--- Start RAW DATA ---

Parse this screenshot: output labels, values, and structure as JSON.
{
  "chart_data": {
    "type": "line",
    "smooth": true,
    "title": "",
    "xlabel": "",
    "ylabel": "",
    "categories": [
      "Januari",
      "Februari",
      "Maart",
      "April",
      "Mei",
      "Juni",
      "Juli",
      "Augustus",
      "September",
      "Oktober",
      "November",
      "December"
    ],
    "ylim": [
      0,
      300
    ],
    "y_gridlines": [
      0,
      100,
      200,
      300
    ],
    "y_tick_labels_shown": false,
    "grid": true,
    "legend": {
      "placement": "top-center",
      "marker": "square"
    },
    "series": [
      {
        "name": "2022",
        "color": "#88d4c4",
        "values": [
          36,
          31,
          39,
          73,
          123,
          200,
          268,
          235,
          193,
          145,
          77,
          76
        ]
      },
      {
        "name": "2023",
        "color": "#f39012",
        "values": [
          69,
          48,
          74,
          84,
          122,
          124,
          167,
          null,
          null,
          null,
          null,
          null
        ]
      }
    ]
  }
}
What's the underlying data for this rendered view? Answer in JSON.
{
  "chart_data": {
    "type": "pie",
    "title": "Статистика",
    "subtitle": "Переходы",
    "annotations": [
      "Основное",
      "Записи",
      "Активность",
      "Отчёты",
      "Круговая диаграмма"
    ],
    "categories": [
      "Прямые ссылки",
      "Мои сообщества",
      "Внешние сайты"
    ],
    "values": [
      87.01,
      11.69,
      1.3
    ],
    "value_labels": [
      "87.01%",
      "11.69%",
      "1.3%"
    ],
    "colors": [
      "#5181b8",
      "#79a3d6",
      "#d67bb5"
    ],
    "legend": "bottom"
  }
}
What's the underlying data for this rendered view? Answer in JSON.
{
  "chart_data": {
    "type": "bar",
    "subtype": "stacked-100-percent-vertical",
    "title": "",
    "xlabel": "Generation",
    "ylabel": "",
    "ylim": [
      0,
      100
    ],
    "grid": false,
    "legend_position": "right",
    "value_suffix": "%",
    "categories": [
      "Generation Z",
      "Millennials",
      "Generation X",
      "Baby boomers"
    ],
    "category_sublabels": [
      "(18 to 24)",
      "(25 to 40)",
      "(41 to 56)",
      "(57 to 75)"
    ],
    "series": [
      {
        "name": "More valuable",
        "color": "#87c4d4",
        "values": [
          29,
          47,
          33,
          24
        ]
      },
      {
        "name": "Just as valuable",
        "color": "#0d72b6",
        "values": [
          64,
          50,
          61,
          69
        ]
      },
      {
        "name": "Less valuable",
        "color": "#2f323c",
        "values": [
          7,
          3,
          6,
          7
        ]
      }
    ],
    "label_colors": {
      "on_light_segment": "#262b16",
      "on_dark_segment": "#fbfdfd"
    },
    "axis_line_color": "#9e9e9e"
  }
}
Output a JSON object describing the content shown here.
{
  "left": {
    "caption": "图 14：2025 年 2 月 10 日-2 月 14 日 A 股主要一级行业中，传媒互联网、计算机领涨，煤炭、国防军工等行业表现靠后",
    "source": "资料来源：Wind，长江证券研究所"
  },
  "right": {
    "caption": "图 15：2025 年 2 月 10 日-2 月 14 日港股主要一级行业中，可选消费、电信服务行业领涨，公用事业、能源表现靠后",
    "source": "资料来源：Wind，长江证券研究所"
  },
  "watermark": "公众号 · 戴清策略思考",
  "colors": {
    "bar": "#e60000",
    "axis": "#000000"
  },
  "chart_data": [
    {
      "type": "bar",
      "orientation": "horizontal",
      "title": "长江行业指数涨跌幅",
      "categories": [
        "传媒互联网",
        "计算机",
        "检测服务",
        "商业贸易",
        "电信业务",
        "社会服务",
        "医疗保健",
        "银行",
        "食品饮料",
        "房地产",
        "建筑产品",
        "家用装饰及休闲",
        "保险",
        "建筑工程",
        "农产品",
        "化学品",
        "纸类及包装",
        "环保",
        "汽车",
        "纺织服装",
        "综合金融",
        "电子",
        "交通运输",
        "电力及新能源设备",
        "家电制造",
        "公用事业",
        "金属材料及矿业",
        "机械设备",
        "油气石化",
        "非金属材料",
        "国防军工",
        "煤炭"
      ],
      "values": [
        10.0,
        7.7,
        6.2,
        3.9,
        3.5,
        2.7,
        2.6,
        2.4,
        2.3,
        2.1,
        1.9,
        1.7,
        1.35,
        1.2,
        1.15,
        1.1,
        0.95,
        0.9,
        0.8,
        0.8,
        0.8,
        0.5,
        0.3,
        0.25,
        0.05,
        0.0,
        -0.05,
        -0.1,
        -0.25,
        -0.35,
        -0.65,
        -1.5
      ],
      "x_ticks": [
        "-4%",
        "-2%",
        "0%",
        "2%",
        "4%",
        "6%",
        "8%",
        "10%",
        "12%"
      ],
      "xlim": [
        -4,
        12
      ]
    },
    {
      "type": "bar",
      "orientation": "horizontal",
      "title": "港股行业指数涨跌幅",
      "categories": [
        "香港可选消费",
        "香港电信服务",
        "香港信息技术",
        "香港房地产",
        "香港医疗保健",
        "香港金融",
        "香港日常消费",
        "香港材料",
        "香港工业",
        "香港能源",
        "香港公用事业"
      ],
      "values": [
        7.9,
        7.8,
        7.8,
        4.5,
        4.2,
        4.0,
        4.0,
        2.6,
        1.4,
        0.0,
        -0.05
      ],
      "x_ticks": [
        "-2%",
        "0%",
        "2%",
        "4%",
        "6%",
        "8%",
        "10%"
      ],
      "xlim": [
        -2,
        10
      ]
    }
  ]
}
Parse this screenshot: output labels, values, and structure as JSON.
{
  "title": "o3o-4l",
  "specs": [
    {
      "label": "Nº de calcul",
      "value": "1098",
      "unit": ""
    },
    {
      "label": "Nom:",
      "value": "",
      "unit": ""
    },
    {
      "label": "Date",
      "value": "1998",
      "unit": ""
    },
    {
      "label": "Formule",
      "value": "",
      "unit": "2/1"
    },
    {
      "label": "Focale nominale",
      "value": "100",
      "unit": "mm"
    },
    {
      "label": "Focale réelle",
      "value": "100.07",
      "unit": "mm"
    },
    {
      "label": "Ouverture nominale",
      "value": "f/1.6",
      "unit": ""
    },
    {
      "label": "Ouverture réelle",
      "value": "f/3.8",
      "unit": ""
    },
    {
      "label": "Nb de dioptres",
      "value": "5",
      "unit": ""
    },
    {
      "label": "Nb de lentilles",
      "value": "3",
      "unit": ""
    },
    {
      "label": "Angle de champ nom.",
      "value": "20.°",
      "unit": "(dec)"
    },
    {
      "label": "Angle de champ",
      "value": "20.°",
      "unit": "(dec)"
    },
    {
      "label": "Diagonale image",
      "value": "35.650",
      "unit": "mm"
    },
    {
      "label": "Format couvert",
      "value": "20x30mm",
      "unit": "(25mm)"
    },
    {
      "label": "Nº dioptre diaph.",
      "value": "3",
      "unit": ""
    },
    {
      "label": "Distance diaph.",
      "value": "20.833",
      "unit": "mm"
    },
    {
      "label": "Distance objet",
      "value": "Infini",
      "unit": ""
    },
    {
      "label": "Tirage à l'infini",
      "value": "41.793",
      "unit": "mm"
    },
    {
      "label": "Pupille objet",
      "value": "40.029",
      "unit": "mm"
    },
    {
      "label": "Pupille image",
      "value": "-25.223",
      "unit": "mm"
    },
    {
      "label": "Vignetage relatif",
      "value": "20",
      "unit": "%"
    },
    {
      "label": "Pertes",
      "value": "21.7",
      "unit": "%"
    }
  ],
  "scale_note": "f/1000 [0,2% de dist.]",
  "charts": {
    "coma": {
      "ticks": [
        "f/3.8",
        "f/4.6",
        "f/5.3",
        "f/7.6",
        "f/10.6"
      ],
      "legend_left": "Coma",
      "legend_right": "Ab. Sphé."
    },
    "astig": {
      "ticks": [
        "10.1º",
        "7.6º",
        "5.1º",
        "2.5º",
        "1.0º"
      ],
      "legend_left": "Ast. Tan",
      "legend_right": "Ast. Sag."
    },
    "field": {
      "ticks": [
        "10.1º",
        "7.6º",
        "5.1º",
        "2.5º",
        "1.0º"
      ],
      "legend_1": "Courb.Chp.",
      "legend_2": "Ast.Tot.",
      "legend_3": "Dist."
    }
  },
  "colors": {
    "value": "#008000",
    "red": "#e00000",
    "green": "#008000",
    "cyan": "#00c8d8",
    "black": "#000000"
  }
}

--- End RAW DATA ---

OBJECTIVE - Tally up the lines of the listing containing the word "image". Give only the total.

TASK RESPONSE - 2